> GOAL
Identify each line in the records below that contains the word "this", and copy it.

[Saved entries]
▼

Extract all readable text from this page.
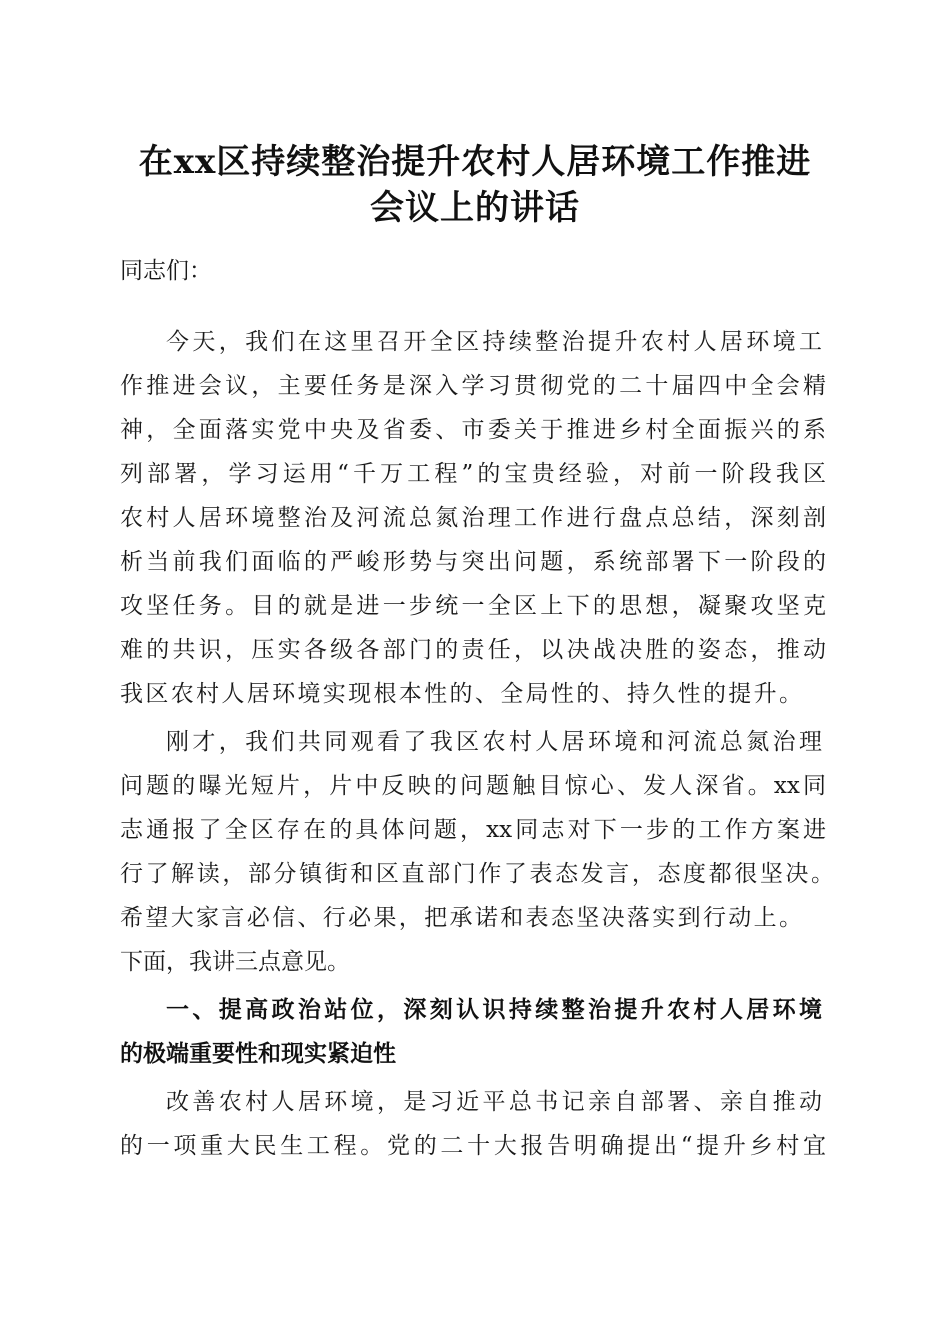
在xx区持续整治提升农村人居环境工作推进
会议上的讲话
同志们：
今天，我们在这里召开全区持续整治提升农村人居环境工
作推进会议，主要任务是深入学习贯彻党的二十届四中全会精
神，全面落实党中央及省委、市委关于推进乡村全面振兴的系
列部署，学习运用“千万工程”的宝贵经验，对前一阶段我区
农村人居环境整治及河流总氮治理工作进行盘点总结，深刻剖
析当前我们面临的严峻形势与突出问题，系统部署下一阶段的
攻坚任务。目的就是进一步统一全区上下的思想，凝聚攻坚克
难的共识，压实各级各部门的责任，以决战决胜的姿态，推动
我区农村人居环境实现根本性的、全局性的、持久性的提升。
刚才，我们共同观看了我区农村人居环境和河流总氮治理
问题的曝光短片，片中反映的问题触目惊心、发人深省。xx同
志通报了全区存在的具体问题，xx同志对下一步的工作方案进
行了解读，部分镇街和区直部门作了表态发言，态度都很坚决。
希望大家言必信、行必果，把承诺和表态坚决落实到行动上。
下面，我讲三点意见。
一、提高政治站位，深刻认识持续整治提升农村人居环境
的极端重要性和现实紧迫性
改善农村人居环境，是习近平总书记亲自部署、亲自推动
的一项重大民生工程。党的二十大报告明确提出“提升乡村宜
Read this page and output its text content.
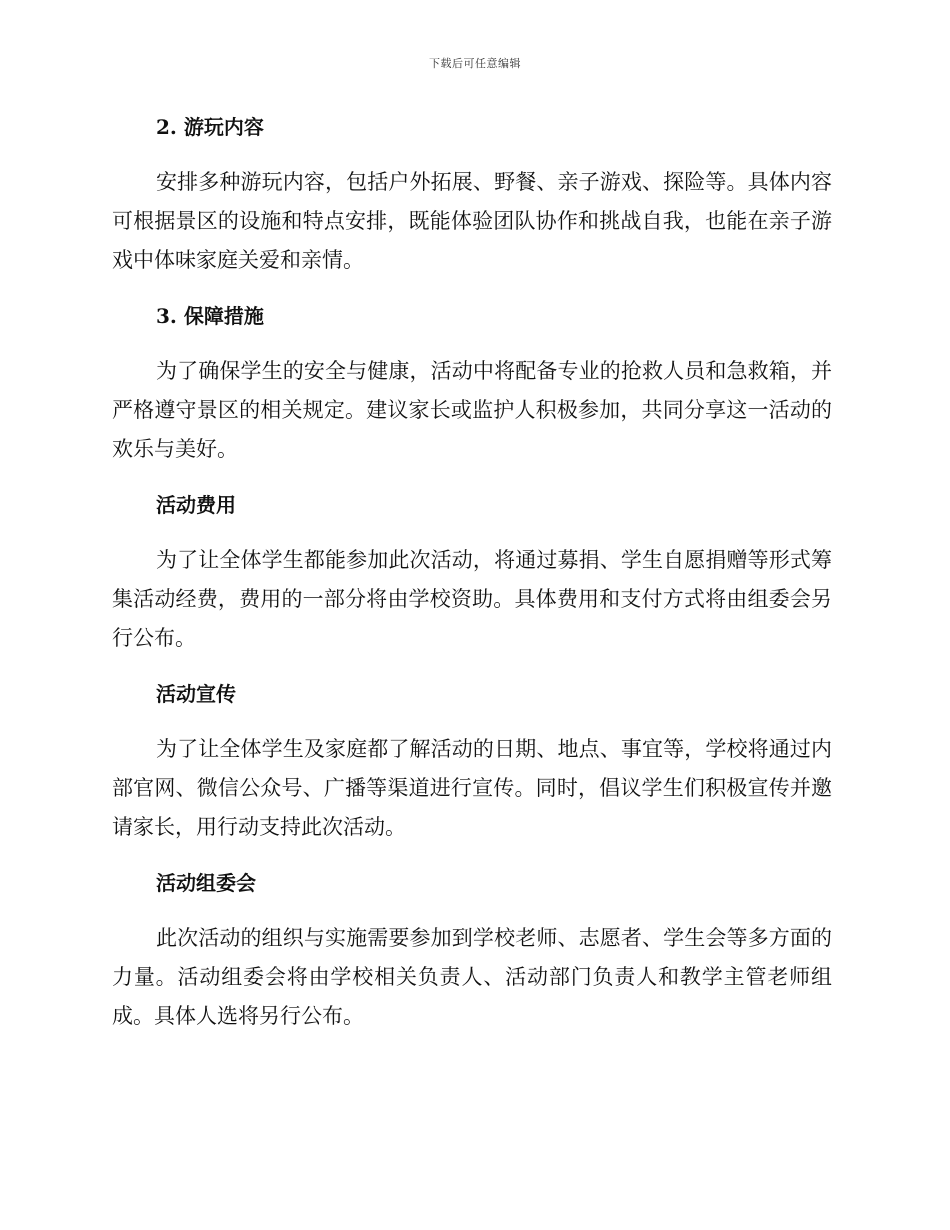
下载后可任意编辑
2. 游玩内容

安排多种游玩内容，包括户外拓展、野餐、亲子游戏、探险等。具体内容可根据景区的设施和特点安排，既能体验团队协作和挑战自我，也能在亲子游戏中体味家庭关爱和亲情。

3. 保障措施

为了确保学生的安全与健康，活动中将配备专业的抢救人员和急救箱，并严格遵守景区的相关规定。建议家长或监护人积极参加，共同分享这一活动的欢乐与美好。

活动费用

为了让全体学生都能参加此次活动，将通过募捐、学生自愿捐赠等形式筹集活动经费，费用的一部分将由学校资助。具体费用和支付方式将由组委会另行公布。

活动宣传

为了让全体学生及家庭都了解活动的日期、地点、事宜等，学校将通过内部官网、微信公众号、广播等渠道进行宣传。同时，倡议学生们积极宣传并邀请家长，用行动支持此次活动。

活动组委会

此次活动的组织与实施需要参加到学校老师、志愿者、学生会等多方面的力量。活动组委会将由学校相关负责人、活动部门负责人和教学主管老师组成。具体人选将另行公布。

▲

> FULL RESPONSE
Extract all readable text from this page.
Read this page and output its text content.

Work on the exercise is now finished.